- EXERCISE TASK:
Show all lines holding "Hintergrund".
>> begin DATASET ENTRIES
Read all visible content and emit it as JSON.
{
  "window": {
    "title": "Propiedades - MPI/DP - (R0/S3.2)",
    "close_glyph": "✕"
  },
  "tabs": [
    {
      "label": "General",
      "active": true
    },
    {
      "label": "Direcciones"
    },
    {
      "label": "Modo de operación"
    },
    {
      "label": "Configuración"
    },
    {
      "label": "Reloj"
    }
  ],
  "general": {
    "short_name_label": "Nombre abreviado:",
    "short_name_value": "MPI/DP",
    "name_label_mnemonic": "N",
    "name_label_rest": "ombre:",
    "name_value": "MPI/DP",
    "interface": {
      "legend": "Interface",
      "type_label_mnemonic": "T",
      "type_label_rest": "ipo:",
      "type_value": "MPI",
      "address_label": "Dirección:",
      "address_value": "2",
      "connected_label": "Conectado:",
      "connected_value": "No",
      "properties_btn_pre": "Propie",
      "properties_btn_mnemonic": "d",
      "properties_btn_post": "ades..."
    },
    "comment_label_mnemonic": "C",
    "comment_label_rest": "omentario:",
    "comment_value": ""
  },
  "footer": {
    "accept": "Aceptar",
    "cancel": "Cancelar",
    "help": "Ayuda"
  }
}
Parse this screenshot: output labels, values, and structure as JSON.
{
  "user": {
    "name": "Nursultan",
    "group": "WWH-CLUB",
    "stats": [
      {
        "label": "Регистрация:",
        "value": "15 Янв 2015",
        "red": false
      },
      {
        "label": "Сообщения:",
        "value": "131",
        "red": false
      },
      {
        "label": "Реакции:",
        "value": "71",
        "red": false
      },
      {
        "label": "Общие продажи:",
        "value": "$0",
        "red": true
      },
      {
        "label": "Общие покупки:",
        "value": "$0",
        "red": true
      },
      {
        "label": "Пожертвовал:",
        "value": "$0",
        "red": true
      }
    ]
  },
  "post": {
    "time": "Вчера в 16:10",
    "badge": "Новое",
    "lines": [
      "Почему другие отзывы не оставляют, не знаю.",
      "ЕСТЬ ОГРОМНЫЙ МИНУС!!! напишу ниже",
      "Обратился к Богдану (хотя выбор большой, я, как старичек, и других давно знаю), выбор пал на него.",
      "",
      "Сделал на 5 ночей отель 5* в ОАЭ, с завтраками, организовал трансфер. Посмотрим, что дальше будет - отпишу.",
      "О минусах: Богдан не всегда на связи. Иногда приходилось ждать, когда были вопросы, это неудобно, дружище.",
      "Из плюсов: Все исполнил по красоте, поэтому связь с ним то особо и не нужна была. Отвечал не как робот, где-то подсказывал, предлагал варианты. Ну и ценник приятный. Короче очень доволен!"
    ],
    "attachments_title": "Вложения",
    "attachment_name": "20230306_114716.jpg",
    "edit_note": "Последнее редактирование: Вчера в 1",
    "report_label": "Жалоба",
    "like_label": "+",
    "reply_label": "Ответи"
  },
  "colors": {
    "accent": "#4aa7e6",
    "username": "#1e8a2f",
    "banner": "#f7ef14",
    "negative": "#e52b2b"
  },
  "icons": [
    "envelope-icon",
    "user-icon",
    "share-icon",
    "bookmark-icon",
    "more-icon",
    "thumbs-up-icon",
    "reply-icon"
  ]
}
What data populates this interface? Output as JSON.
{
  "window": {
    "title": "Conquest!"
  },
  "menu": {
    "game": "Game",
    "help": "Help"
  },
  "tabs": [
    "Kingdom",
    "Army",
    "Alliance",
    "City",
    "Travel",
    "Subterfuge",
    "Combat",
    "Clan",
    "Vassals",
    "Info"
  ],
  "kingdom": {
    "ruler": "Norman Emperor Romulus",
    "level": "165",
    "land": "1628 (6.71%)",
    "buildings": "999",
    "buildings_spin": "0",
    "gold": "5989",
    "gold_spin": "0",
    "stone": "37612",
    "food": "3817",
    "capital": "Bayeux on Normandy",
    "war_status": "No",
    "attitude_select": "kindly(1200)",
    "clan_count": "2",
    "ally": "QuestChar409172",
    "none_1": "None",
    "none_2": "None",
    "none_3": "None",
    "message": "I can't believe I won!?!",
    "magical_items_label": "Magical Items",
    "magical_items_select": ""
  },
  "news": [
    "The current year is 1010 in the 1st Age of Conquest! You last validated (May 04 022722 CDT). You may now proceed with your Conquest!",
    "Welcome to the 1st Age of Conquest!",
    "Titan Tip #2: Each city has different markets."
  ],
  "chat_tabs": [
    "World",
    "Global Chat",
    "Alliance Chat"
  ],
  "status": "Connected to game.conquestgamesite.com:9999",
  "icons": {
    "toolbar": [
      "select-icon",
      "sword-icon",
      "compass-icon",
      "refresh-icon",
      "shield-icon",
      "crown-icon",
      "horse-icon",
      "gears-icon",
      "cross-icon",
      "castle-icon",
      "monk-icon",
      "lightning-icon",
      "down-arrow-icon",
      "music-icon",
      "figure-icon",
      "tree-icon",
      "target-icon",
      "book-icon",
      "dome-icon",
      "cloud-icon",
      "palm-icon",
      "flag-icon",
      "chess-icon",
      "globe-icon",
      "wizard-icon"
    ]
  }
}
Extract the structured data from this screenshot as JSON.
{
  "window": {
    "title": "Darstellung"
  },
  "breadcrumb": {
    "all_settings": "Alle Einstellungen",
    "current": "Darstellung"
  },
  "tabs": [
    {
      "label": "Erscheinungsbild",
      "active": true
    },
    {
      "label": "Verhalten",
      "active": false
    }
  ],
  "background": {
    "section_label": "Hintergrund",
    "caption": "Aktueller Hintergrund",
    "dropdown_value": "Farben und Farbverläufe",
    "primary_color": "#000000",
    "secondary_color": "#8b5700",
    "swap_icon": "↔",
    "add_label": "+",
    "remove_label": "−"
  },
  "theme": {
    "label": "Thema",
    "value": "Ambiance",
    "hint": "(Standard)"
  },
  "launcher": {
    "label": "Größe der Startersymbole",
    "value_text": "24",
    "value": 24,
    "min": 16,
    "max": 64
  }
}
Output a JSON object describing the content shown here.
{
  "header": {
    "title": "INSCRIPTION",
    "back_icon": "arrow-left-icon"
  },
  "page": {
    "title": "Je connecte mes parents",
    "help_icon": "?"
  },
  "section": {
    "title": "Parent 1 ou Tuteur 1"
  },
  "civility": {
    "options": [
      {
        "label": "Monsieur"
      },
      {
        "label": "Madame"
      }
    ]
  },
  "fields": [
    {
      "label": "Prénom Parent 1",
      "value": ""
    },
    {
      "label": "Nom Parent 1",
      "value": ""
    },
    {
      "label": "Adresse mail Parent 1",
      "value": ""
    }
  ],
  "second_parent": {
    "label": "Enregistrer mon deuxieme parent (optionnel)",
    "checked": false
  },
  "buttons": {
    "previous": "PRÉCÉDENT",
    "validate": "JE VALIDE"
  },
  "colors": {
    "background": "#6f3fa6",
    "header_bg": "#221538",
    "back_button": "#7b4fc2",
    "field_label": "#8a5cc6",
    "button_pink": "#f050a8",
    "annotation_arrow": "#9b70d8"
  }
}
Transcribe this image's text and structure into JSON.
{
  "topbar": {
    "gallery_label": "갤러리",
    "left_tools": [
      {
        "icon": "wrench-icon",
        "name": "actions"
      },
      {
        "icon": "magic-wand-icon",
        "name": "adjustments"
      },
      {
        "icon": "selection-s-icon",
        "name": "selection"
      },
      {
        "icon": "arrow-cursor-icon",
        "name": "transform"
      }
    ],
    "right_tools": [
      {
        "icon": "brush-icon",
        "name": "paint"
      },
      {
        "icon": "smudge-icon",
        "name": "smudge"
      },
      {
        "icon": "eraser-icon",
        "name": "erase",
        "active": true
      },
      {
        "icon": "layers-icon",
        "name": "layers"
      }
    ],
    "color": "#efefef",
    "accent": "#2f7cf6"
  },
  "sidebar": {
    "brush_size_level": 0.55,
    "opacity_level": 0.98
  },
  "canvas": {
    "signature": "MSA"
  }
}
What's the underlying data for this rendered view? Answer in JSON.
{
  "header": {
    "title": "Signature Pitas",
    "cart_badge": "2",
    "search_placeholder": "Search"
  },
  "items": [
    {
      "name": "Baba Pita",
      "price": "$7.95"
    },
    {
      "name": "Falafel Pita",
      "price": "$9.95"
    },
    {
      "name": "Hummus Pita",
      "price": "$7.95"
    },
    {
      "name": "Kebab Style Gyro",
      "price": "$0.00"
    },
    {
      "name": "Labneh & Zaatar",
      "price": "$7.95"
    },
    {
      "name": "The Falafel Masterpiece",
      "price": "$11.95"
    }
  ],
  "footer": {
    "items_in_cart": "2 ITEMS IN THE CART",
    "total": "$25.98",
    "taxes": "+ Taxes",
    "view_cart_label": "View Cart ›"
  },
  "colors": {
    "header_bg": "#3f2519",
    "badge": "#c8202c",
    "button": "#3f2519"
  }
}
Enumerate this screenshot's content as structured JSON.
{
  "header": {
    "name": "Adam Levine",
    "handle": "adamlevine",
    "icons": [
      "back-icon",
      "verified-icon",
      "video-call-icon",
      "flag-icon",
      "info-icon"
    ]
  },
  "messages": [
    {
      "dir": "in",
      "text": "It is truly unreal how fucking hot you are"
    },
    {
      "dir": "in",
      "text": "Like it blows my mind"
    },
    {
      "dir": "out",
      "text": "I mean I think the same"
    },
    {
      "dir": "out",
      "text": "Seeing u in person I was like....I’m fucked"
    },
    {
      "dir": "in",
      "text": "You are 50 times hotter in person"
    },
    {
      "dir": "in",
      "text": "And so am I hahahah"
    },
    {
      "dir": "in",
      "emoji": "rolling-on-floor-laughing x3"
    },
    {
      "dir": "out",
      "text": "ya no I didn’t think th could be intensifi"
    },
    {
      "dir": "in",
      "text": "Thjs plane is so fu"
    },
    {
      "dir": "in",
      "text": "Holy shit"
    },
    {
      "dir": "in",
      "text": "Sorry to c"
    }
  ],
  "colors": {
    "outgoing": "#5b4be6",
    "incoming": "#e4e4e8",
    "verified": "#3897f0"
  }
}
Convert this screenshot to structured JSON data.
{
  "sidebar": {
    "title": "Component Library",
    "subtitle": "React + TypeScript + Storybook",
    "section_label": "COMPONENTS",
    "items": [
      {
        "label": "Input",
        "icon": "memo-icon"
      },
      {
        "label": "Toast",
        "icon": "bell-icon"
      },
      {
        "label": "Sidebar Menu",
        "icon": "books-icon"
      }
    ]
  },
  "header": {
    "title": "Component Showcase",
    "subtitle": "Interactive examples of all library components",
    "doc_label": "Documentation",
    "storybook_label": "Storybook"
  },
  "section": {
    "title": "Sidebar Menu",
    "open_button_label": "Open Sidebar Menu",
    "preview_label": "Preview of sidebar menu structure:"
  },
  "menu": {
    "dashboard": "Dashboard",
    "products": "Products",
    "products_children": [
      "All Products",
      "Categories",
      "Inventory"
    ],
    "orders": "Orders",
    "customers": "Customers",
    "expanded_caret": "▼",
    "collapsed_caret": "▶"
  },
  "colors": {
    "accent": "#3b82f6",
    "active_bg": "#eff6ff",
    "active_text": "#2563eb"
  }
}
>> end DATASET ENTRIES
- WRITTEN RESPONSE:
    "section_label": "Hintergrund",
    "caption": "Aktueller Hintergrund",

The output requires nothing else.